◆ **Dataset**
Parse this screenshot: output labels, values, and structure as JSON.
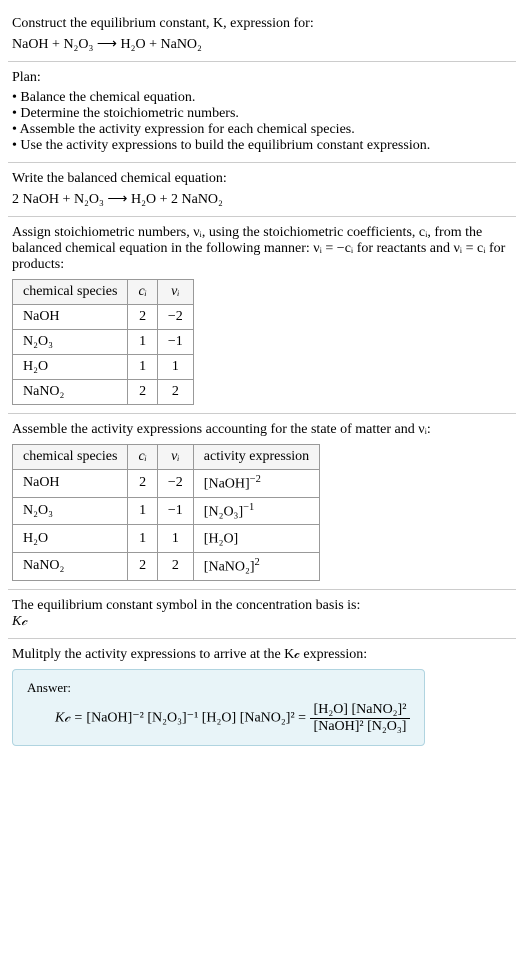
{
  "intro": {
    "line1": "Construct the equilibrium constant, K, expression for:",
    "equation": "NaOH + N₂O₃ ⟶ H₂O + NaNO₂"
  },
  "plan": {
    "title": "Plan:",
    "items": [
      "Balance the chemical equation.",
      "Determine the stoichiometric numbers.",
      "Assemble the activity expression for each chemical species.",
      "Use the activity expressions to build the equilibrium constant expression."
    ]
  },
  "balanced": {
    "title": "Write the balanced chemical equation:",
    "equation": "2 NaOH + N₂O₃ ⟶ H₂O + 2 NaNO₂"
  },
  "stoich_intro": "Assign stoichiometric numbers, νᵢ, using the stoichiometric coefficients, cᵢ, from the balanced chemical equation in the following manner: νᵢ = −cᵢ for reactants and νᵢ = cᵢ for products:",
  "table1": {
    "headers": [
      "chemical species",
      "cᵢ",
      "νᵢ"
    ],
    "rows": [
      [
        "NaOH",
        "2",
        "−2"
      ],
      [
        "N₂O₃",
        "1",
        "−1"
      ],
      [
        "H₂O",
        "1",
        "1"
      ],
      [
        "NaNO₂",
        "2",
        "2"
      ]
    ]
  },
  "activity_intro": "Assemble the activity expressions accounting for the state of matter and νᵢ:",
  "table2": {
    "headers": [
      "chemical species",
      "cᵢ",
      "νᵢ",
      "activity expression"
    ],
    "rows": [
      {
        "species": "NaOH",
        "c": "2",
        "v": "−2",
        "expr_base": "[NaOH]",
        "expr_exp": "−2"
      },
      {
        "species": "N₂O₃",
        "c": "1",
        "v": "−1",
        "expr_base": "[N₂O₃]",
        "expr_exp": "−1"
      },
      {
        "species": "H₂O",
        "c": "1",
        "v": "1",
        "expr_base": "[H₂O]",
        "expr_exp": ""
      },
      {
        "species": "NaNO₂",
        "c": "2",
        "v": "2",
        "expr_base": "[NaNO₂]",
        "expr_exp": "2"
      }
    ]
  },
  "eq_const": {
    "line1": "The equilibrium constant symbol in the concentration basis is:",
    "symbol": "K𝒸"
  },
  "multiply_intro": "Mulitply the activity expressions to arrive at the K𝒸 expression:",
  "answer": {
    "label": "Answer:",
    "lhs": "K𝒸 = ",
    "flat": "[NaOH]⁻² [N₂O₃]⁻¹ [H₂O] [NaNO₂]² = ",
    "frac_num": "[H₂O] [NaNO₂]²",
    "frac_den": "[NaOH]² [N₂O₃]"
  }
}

◆ **Aim of the task**
In the listing above, locate each line with "Assemble" and copy it.

◆ **Final result**
      "Assemble the activity expression for each chemical species.",
  "activity_intro": "Assemble the activity expressions accounting for the state of matter and νᵢ:",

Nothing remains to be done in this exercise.